■ EXERCISE REQUIREMENTS
Convert the lines from the start of the rows below through the line containing "184, 664, 415]", inclusive, into a JSON list of strings with one string per line, omitting blank lines.

■ MATERIALS PROVIDED
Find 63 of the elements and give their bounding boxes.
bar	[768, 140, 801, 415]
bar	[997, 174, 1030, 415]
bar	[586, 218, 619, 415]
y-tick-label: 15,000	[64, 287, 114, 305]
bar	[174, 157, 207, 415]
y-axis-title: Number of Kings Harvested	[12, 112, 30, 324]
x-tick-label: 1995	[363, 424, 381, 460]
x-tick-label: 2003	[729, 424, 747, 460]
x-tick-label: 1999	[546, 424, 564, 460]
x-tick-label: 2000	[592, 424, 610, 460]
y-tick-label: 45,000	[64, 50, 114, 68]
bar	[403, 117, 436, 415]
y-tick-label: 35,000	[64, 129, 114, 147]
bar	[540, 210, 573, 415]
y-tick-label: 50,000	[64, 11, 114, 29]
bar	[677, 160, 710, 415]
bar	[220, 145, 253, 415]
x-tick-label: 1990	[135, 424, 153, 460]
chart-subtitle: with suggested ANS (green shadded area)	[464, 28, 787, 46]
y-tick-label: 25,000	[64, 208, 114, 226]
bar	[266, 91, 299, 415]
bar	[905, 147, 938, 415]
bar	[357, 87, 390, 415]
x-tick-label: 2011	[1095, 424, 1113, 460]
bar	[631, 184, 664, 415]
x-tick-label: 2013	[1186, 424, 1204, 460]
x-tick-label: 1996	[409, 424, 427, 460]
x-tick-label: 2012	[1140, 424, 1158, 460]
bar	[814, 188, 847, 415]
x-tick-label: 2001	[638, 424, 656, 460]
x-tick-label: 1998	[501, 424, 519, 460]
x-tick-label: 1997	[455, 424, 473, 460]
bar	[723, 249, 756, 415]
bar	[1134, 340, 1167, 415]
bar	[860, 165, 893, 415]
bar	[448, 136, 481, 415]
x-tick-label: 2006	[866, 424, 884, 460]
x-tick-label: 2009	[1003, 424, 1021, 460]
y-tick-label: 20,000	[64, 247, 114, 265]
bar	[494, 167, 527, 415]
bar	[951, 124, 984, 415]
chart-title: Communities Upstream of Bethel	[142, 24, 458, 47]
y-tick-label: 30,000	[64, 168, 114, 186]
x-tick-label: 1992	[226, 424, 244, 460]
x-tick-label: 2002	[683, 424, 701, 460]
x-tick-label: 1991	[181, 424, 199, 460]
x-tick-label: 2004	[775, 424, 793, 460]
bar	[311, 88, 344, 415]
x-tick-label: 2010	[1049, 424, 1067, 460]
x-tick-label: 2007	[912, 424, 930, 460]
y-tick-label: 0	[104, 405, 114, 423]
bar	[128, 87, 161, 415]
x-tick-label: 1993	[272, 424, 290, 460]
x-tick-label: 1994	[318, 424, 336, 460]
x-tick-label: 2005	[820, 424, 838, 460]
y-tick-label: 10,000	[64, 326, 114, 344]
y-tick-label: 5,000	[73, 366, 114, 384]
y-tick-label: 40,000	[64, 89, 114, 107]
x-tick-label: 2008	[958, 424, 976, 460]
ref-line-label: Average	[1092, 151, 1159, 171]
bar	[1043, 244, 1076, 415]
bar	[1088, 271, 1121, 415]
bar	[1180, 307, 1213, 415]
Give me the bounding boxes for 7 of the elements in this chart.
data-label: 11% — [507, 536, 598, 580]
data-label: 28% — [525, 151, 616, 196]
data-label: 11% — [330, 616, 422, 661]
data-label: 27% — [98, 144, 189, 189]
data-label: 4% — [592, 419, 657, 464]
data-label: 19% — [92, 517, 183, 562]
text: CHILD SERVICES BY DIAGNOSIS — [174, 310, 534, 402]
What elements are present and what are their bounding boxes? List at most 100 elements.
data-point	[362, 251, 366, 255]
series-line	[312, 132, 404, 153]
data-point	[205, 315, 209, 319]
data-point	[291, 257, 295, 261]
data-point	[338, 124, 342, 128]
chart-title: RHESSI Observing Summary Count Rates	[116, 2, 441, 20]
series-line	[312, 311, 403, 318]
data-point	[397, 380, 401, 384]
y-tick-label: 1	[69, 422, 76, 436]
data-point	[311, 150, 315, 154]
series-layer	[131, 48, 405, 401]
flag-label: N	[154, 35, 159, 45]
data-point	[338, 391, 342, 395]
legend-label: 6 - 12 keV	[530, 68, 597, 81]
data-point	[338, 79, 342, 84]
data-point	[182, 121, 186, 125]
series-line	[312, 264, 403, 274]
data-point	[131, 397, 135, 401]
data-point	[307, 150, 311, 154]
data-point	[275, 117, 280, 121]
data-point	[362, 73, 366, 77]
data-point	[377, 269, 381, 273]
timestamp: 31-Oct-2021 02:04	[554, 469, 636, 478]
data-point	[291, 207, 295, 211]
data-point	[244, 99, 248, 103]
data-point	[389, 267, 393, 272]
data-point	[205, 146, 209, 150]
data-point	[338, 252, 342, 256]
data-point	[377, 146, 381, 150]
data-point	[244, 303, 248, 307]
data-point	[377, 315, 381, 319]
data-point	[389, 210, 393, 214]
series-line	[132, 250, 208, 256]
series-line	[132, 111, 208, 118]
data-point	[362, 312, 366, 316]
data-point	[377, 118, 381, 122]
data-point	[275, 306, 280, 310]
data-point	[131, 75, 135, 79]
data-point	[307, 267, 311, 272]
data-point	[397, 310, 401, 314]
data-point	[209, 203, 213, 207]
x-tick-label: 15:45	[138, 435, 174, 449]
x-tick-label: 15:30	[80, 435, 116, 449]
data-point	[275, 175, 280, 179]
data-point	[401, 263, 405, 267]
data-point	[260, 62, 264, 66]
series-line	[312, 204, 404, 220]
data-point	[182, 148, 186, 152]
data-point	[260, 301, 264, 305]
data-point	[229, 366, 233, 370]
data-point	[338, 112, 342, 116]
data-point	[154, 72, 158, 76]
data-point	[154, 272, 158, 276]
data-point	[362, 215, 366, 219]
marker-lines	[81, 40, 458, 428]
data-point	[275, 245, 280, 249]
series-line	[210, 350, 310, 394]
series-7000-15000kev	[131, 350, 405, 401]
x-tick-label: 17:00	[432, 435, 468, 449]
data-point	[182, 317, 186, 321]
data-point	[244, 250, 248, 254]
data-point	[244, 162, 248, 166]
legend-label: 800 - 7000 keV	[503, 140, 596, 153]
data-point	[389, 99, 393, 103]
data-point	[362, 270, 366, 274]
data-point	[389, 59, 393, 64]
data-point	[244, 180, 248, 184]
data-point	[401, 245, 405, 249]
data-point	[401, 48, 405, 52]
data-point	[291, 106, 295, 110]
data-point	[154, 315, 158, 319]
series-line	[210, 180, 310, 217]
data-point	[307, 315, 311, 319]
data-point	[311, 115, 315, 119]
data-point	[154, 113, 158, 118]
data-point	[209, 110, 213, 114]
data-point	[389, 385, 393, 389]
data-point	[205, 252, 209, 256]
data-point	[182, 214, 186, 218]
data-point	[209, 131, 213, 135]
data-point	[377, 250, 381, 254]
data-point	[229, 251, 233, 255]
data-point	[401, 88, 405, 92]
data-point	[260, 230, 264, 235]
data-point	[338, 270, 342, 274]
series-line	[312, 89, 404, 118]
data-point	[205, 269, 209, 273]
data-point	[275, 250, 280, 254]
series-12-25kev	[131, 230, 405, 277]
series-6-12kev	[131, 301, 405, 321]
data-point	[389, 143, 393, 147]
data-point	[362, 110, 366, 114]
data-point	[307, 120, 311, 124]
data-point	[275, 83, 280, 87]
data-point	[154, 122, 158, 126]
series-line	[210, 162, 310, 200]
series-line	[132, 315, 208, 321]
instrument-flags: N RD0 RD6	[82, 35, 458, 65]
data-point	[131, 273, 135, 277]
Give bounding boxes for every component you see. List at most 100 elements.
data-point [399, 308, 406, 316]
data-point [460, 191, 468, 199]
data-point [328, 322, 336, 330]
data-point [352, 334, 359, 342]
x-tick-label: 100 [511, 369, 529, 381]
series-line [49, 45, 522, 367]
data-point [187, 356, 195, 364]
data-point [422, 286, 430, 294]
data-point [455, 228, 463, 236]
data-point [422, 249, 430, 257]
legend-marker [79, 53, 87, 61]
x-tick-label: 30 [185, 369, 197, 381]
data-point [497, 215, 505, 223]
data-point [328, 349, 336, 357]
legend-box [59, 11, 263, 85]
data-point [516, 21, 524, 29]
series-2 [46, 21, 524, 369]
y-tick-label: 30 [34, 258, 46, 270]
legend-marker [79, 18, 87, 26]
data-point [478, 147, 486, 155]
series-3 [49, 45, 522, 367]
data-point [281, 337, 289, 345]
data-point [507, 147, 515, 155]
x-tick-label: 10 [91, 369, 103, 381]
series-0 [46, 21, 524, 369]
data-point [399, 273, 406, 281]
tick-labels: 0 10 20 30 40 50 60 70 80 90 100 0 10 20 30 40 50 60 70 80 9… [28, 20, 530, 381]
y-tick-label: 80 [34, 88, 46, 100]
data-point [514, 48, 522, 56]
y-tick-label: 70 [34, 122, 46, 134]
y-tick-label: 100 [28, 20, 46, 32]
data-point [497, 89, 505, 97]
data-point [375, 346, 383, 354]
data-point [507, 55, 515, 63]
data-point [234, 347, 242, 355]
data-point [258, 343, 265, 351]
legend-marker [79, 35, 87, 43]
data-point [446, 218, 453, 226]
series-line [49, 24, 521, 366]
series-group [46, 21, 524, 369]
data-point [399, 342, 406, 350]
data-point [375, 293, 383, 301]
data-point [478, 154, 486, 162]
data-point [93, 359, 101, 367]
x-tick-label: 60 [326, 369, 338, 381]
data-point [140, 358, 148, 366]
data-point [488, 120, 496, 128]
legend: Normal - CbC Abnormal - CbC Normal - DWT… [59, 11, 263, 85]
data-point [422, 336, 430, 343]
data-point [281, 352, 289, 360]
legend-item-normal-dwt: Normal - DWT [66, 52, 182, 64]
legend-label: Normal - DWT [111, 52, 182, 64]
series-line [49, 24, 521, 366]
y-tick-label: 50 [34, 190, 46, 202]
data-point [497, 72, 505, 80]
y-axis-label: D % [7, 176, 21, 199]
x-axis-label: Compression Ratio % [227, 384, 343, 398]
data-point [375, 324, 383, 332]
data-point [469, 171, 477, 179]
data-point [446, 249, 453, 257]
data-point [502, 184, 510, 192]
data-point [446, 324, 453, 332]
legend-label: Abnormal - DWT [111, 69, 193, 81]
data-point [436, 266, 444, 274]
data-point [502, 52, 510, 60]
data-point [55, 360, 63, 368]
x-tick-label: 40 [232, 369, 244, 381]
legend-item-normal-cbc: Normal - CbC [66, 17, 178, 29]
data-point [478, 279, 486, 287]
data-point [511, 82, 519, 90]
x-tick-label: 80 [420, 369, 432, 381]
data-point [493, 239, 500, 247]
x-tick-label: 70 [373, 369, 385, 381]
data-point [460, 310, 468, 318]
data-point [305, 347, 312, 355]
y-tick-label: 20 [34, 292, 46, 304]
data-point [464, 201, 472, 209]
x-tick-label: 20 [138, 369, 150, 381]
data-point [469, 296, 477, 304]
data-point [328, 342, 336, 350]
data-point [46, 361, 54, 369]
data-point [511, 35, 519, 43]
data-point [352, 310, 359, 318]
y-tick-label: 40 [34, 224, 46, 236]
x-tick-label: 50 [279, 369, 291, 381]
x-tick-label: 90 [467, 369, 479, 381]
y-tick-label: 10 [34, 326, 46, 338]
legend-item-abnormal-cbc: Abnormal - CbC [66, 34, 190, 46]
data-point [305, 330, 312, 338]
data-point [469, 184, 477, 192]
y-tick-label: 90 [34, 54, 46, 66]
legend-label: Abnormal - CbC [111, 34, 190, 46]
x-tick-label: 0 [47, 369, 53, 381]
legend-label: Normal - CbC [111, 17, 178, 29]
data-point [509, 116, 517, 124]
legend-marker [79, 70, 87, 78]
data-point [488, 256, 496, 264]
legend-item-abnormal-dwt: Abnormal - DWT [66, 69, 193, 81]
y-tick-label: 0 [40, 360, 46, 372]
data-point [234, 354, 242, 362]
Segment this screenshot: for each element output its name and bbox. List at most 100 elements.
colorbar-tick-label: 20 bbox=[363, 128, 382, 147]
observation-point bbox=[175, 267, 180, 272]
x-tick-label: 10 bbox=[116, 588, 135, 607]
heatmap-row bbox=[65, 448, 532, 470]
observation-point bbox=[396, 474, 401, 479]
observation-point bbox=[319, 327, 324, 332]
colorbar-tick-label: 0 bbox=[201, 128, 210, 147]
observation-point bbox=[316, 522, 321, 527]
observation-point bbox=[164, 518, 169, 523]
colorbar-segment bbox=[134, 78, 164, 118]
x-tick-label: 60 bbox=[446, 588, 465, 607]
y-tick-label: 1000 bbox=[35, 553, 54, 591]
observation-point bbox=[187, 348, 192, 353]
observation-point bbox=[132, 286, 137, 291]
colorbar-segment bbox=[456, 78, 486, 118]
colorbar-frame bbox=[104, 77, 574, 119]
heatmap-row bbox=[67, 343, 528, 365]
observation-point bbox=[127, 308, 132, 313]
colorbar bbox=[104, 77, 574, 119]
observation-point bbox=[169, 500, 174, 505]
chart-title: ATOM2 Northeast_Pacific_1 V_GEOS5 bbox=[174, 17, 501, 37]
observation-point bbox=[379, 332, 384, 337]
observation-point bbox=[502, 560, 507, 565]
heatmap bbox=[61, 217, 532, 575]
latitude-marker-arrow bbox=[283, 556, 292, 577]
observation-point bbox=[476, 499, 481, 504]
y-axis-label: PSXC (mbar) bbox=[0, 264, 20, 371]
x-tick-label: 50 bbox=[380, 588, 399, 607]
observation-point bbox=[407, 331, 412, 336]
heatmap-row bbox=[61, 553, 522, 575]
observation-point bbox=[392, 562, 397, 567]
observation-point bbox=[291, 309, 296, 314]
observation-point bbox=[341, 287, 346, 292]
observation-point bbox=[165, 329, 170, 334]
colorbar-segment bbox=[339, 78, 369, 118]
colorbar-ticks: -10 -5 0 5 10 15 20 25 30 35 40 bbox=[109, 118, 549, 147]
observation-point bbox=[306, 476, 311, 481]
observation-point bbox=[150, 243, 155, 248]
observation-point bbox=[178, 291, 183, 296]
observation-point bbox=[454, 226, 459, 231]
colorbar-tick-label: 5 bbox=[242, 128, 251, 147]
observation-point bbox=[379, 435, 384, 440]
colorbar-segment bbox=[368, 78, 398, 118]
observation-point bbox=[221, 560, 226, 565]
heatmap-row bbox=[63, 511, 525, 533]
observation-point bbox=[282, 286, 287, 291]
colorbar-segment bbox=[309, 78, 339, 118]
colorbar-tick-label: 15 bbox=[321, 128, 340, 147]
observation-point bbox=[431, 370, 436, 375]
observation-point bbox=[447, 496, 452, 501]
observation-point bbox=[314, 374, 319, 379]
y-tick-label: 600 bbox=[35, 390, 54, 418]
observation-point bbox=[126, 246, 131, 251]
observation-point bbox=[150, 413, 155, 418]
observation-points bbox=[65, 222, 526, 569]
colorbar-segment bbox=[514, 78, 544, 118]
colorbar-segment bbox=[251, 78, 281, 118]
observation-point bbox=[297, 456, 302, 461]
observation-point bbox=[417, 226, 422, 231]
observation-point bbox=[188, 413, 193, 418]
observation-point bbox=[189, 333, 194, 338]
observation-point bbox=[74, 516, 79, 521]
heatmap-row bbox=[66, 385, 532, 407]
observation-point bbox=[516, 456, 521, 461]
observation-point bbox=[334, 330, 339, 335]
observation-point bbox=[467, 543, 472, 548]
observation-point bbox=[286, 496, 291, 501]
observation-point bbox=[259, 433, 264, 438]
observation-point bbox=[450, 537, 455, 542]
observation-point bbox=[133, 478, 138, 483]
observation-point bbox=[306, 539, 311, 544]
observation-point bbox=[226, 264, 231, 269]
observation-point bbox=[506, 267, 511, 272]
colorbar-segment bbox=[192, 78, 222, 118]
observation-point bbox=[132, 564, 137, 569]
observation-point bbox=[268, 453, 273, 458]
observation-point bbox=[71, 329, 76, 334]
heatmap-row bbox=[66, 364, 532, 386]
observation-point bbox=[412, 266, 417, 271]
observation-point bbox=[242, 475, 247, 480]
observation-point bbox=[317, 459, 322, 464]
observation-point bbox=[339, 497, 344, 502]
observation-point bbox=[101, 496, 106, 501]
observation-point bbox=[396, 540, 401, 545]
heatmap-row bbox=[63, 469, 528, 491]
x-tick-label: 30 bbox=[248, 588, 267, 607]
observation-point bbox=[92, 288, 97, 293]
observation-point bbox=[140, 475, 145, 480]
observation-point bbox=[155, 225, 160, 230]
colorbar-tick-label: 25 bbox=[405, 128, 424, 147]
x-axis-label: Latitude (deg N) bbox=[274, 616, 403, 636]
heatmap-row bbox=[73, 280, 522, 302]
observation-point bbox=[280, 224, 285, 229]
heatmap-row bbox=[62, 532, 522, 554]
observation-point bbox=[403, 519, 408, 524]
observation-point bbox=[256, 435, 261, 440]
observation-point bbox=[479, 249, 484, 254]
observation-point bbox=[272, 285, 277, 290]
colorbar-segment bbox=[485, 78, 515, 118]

■ THE RESULT
[
  "Find 63 of the elements and give their bounding boxes.",
  "bar\t[768, 140, 801, 415]",
  "bar\t[997, 174, 1030, 415]",
  "bar\t[586, 218, 619, 415]",
  "y-tick-label: 15,000\t[64, 287, 114, 305]",
  "bar\t[174, 157, 207, 415]",
  "y-axis-title: Number of Kings Harvested\t[12, 112, 30, 324]",
  "x-tick-label: 1995\t[363, 424, 381, 460]",
  "x-tick-label: 2003\t[729, 424, 747, 460]",
  "x-tick-label: 1999\t[546, 424, 564, 460]",
  "x-tick-label: 2000\t[592, 424, 610, 460]",
  "y-tick-label: 45,000\t[64, 50, 114, 68]",
  "bar\t[403, 117, 436, 415]",
  "y-tick-label: 35,000\t[64, 129, 114, 147]",
  "bar\t[540, 210, 573, 415]",
  "y-tick-label: 50,000\t[64, 11, 114, 29]",
  "bar\t[677, 160, 710, 415]",
  "bar\t[220, 145, 253, 415]",
  "x-tick-label: 1990\t[135, 424, 153, 460]",
  "chart-subtitle: with suggested ANS (green shadded area)\t[464, 28, 787, 46]",
  "y-tick-label: 25,000\t[64, 208, 114, 226]",
  "bar\t[266, 91, 299, 415]",
  "bar\t[905, 147, 938, 415]",
  "bar\t[357, 87, 390, 415]",
  "x-tick-label: 2011\t[1095, 424, 1113, 460]",
  "bar\t[631, 184, 664, 415]"
]